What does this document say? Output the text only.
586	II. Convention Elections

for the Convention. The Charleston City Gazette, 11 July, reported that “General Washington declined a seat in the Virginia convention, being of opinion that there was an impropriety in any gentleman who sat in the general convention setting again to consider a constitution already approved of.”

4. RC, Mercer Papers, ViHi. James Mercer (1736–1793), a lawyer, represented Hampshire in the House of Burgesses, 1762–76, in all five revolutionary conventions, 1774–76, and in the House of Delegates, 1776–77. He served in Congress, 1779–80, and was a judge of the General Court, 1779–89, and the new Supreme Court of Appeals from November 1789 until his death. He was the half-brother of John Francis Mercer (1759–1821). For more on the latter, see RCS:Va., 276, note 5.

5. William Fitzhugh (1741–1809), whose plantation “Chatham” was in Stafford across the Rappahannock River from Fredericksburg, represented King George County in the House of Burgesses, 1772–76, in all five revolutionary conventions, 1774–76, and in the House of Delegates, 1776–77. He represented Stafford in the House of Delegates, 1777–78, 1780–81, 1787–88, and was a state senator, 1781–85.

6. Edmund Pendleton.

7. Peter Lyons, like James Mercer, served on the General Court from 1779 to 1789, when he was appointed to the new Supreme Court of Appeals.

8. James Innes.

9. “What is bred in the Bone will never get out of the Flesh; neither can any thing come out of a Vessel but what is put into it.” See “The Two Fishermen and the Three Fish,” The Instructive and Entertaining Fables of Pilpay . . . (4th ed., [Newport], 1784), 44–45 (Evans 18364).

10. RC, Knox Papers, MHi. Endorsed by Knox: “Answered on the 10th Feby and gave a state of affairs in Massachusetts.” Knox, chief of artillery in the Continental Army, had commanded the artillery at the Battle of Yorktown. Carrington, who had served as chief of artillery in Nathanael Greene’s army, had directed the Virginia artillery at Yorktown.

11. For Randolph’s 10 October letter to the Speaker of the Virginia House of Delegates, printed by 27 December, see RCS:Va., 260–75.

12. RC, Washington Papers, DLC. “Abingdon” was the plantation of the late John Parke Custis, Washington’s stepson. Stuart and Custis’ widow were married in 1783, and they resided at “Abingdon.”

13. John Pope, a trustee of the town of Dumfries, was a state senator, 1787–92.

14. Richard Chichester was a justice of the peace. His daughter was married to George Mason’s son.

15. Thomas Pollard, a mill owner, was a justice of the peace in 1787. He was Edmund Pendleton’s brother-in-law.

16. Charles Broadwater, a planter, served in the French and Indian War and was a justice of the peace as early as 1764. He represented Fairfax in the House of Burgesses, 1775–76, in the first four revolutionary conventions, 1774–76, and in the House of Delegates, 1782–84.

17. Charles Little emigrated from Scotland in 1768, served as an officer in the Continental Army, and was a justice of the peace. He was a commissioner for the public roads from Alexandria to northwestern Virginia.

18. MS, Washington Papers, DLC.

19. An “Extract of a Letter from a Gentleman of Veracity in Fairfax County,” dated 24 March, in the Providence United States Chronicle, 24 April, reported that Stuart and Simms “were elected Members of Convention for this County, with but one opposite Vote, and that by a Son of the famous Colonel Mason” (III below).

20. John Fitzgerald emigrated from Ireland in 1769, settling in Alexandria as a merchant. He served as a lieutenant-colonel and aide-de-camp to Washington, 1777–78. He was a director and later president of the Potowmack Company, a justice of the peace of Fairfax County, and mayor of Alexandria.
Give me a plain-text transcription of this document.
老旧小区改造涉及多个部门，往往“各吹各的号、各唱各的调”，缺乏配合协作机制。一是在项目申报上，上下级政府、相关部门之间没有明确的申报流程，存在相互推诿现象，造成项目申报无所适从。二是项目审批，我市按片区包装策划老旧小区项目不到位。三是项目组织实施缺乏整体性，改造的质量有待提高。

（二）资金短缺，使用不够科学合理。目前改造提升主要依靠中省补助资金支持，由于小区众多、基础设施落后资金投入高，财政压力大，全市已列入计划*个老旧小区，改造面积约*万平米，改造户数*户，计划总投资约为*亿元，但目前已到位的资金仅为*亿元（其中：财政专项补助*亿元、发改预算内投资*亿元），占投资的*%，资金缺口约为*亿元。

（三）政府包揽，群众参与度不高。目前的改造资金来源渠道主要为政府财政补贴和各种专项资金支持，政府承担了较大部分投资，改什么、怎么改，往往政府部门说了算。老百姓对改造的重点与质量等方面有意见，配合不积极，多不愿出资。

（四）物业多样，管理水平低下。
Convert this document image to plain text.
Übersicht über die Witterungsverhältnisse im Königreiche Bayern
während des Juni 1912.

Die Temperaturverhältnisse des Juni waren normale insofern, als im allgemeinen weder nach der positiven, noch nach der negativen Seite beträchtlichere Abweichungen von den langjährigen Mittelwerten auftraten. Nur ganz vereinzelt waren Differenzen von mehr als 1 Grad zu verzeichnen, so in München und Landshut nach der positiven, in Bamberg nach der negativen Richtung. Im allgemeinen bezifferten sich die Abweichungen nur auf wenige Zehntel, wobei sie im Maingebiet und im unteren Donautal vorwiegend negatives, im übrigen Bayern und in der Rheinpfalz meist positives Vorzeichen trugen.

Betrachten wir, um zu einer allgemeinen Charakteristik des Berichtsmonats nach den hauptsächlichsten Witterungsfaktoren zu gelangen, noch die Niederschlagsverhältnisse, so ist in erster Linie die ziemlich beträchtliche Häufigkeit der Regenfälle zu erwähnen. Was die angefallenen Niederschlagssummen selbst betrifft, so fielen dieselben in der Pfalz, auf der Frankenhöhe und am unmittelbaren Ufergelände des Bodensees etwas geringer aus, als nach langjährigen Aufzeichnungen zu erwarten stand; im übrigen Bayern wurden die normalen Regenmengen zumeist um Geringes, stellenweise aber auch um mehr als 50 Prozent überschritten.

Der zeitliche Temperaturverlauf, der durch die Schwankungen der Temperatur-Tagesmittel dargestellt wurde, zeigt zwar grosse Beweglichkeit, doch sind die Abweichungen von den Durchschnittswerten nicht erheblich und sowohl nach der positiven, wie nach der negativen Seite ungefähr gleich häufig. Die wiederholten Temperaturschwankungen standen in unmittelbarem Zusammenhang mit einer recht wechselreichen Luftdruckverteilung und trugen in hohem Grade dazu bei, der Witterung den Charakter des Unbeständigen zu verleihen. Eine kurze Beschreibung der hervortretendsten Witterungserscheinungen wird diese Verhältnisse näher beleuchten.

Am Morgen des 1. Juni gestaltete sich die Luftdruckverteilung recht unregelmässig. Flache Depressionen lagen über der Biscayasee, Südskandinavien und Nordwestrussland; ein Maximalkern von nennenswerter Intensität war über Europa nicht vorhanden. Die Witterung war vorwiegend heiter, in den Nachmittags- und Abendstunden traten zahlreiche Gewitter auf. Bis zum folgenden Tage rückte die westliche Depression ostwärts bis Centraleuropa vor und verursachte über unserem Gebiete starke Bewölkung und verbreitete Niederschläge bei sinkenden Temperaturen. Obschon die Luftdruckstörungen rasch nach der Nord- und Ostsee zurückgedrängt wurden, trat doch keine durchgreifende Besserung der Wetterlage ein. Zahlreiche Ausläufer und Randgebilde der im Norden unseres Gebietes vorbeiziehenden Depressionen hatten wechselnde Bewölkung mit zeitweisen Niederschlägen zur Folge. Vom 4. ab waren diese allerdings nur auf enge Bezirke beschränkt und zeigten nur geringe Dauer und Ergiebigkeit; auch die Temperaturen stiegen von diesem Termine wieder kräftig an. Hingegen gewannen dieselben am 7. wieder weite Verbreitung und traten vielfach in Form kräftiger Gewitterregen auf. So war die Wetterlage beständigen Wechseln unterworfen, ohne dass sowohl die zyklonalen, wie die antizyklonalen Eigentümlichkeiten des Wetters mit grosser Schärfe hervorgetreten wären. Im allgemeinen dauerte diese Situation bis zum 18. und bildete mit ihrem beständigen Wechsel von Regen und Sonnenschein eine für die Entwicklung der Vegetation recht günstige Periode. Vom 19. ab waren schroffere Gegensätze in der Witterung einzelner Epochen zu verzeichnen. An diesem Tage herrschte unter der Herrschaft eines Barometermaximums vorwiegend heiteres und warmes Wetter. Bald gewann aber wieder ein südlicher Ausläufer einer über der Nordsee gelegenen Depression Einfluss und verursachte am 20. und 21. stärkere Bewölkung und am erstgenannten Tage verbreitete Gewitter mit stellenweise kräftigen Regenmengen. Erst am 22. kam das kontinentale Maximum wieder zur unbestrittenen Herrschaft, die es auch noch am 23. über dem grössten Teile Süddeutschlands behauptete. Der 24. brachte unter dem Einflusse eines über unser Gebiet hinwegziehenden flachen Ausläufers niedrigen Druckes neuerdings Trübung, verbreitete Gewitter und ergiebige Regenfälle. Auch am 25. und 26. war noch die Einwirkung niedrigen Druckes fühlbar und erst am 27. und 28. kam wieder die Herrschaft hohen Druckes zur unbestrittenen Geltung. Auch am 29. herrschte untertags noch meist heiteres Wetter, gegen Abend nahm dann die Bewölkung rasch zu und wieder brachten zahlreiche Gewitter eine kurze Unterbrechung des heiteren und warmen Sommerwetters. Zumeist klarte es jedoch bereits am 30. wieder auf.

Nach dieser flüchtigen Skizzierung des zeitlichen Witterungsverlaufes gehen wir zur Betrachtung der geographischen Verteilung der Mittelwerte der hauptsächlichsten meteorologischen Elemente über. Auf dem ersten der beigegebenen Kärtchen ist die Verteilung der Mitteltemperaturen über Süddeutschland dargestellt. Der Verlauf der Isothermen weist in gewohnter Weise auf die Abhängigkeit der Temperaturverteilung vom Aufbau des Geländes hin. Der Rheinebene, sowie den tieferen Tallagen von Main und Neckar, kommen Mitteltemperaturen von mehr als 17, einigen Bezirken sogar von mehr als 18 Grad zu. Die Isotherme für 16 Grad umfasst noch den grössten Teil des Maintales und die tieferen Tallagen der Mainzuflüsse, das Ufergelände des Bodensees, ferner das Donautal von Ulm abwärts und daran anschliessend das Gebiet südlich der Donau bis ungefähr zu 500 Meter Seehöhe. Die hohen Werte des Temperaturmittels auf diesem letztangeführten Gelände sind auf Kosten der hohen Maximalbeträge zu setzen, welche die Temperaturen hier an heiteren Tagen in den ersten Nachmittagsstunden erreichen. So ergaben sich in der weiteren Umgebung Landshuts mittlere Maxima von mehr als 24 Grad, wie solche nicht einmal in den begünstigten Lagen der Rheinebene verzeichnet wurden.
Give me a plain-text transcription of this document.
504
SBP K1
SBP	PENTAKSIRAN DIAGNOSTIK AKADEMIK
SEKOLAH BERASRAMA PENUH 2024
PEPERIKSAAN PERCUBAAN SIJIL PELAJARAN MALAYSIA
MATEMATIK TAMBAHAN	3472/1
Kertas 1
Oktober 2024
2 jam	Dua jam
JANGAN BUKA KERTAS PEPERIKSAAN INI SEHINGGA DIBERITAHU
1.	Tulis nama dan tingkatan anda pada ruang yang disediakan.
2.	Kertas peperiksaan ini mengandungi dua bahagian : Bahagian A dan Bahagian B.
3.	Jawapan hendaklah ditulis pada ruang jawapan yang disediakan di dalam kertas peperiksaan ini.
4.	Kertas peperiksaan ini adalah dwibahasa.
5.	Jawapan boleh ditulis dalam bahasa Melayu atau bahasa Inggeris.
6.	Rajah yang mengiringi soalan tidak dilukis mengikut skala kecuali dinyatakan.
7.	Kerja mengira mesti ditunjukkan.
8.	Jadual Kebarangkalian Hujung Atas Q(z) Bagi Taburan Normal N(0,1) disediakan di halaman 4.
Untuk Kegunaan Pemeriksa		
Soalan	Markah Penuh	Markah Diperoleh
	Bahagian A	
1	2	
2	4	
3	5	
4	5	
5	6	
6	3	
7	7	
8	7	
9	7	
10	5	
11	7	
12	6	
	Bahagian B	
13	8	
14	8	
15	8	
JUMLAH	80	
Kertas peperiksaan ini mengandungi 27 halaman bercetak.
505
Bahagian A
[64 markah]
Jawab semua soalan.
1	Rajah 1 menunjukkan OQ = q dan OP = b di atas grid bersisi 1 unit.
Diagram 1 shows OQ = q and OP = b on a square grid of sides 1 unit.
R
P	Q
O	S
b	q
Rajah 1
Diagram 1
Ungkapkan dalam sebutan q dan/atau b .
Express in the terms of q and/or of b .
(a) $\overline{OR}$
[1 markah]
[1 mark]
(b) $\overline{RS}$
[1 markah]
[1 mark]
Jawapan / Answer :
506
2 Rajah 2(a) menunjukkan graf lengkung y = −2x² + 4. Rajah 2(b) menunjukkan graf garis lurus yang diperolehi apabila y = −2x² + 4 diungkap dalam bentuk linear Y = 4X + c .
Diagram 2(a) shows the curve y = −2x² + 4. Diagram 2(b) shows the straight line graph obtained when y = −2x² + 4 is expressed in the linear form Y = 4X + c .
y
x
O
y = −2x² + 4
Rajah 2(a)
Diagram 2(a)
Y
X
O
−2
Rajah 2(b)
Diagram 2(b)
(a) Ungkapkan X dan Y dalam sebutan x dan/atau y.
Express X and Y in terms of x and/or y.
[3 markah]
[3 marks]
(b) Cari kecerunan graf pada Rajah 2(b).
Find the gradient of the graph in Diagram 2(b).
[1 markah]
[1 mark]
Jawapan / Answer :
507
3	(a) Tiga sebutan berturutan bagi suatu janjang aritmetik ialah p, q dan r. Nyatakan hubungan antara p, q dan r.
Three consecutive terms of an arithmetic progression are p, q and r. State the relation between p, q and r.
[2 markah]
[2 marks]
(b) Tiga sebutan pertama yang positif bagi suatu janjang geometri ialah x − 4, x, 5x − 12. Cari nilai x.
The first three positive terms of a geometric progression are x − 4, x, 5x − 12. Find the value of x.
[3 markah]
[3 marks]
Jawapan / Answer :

--------------------------------------------------

__PROBLEM REQUIREMENTS__
Find every line in the records above that holds the word "Pendleton", and copy each one.

__RESPONSE FOR THIS EXERCISE__
6. Edmund Pendleton.
15. Thomas Pollard, a mill owner, was a justice of the peace in 1787. He was Edmund Pendleton’s brother-in-law.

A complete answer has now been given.